> **Data excerpts**:

^^^^^^^^^^^^^^^^

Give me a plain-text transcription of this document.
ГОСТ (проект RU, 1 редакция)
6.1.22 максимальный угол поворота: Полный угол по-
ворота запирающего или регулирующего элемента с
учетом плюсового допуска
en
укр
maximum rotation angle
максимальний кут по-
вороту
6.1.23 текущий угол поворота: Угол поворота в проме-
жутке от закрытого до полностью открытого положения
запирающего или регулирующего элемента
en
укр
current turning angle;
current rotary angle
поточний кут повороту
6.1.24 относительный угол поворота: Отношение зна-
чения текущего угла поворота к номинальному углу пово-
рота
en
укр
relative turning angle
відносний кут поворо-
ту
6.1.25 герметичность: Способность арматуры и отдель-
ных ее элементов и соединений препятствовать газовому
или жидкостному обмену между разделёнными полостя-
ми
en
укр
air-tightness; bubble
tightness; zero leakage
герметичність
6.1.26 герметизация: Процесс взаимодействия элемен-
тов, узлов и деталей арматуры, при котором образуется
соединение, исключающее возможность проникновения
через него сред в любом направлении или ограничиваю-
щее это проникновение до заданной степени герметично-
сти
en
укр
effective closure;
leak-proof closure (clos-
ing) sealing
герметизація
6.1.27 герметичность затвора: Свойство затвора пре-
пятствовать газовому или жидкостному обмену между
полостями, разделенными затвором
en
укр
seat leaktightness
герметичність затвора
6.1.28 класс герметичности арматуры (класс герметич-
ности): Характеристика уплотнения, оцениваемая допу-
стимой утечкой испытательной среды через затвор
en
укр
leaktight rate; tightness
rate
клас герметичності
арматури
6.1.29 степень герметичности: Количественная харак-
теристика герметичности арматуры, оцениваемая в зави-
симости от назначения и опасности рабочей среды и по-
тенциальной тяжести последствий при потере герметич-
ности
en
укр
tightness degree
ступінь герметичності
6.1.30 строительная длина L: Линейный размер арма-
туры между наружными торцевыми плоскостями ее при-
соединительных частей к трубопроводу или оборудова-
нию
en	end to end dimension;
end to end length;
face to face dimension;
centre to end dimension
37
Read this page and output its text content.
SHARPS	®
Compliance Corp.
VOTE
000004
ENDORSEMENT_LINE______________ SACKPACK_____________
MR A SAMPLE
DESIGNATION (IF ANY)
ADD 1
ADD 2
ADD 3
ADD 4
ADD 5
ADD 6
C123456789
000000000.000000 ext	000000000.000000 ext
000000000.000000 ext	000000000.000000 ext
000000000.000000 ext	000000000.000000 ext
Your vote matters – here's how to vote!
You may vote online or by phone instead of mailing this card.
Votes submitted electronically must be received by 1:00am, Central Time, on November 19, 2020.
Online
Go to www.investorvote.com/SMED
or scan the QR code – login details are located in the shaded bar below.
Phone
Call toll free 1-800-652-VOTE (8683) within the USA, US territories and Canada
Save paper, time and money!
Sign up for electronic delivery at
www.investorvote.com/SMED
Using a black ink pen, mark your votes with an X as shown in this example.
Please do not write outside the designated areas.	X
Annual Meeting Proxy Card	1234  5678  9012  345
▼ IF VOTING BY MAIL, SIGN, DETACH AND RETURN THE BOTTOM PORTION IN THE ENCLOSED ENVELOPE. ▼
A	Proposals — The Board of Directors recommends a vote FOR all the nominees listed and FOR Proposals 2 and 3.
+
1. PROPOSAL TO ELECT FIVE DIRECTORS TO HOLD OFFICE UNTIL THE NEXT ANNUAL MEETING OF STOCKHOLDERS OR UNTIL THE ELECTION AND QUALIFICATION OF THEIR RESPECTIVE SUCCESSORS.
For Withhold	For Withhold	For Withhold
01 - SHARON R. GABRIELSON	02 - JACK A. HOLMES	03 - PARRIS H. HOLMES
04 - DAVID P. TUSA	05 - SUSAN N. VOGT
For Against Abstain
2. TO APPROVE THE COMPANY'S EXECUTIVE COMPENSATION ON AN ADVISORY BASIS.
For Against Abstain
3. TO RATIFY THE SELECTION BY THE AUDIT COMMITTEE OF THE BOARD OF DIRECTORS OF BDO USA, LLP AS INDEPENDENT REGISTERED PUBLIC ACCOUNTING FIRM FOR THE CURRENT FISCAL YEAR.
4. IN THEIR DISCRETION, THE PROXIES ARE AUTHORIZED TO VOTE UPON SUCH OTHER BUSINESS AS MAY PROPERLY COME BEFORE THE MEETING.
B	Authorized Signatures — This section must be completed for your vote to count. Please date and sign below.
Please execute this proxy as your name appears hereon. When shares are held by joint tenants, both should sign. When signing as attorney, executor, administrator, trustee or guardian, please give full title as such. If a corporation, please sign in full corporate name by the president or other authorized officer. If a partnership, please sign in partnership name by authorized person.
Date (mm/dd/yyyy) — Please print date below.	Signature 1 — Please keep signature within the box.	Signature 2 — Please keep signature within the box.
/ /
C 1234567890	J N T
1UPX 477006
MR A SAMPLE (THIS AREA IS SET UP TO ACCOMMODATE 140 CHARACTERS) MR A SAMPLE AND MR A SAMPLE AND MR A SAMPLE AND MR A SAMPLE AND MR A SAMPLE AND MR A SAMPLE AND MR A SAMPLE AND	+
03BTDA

^^^^^^^^^^^^^^^^

> **Goal**:
Repeat the records exactly, including every line.

> **Answer to the exercise**:
Give me a plain-text transcription of this document.
ГОСТ (проект RU, 1 редакция)
6.1.22 максимальный угол поворота: Полный угол по-
ворота запирающего или регулирующего элемента с
учетом плюсового допуска
en
укр
maximum rotation angle
максимальний кут по-
вороту
6.1.23 текущий угол поворота: Угол поворота в проме-
жутке от закрытого до полностью открытого положения
запирающего или регулирующего элемента
en
укр
current turning angle;
current rotary angle
поточний кут повороту
6.1.24 относительный угол поворота: Отношение зна-
чения текущего угла поворота к номинальному углу пово-
рота
en
укр
relative turning angle
відносний кут поворо-
ту
6.1.25 герметичность: Способность арматуры и отдель-
ных ее элементов и соединений препятствовать газовому
или жидкостному обмену между разделёнными полостя-
ми
en
укр
air-tightness; bubble
tightness; zero leakage
герметичність
6.1.26 герметизация: Процесс взаимодействия элемен-
тов, узлов и деталей арматуры, при котором образуется
соединение, исключающее возможность проникновения
через него сред в любом направлении или ограничиваю-
щее это проникновение до заданной степени герметично-
сти
en
укр
effective closure;
leak-proof closure (clos-
ing) sealing
герметизація
6.1.27 герметичность затвора: Свойство затвора пре-
пятствовать газовому или жидкостному обмену между
полостями, разделенными затвором
en
укр
seat leaktightness
герметичність затвора
6.1.28 класс герметичности арматуры (класс герметич-
ности): Характеристика уплотнения, оцениваемая допу-
стимой утечкой испытательной среды через затвор
en
укр
leaktight rate; tightness
rate
клас герметичності
арматури
6.1.29 степень герметичности: Количественная харак-
теристика герметичности арматуры, оцениваемая в зави-
симости от назначения и опасности рабочей среды и по-
тенциальной тяжести последствий при потере герметич-
ности
en
укр
tightness degree
ступінь герметичності
6.1.30 строительная длина L: Линейный размер арма-
туры между наружными торцевыми плоскостями ее при-
соединительных частей к трубопроводу или оборудова-
нию
en	end to end dimension;
end to end length;
face to face dimension;
centre to end dimension
37
Read this page and output its text content.
SHARPS	®
Compliance Corp.
VOTE
000004
ENDORSEMENT_LINE______________ SACKPACK_____________
MR A SAMPLE
DESIGNATION (IF ANY)
ADD 1
ADD 2
ADD 3
ADD 4
ADD 5
ADD 6
C123456789
000000000.000000 ext	000000000.000000 ext
000000000.000000 ext	000000000.000000 ext
000000000.000000 ext	000000000.000000 ext
Your vote matters – here's how to vote!
You may vote online or by phone instead of mailing this card.
Votes submitted electronically must be received by 1:00am, Central Time, on November 19, 2020.
Online
Go to www.investorvote.com/SMED
or scan the QR code – login details are located in the shaded bar below.
Phone
Call toll free 1-800-652-VOTE (8683) within the USA, US territories and Canada
Save paper, time and money!
Sign up for electronic delivery at
www.investorvote.com/SMED
Using a black ink pen, mark your votes with an X as shown in this example.
Please do not write outside the designated areas.	X
Annual Meeting Proxy Card	1234  5678  9012  345
▼ IF VOTING BY MAIL, SIGN, DETACH AND RETURN THE BOTTOM PORTION IN THE ENCLOSED ENVELOPE. ▼
A	Proposals — The Board of Directors recommends a vote FOR all the nominees listed and FOR Proposals 2 and 3.
+
1. PROPOSAL TO ELECT FIVE DIRECTORS TO HOLD OFFICE UNTIL THE NEXT ANNUAL MEETING OF STOCKHOLDERS OR UNTIL THE ELECTION AND QUALIFICATION OF THEIR RESPECTIVE SUCCESSORS.
For Withhold	For Withhold	For Withhold
01 - SHARON R. GABRIELSON	02 - JACK A. HOLMES	03 - PARRIS H. HOLMES
04 - DAVID P. TUSA	05 - SUSAN N. VOGT
For Against Abstain
2. TO APPROVE THE COMPANY'S EXECUTIVE COMPENSATION ON AN ADVISORY BASIS.
For Against Abstain
3. TO RATIFY THE SELECTION BY THE AUDIT COMMITTEE OF THE BOARD OF DIRECTORS OF BDO USA, LLP AS INDEPENDENT REGISTERED PUBLIC ACCOUNTING FIRM FOR THE CURRENT FISCAL YEAR.
4. IN THEIR DISCRETION, THE PROXIES ARE AUTHORIZED TO VOTE UPON SUCH OTHER BUSINESS AS MAY PROPERLY COME BEFORE THE MEETING.
B	Authorized Signatures — This section must be completed for your vote to count. Please date and sign below.
Please execute this proxy as your name appears hereon. When shares are held by joint tenants, both should sign. When signing as attorney, executor, administrator, trustee or guardian, please give full title as such. If a corporation, please sign in full corporate name by the president or other authorized officer. If a partnership, please sign in partnership name by authorized person.
Date (mm/dd/yyyy) — Please print date below.	Signature 1 — Please keep signature within the box.	Signature 2 — Please keep signature within the box.
/ /
C 1234567890	J N T
1UPX 477006
MR A SAMPLE (THIS AREA IS SET UP TO ACCOMMODATE 140 CHARACTERS) MR A SAMPLE AND MR A SAMPLE AND MR A SAMPLE AND MR A SAMPLE AND MR A SAMPLE AND MR A SAMPLE AND MR A SAMPLE AND	+
03BTDA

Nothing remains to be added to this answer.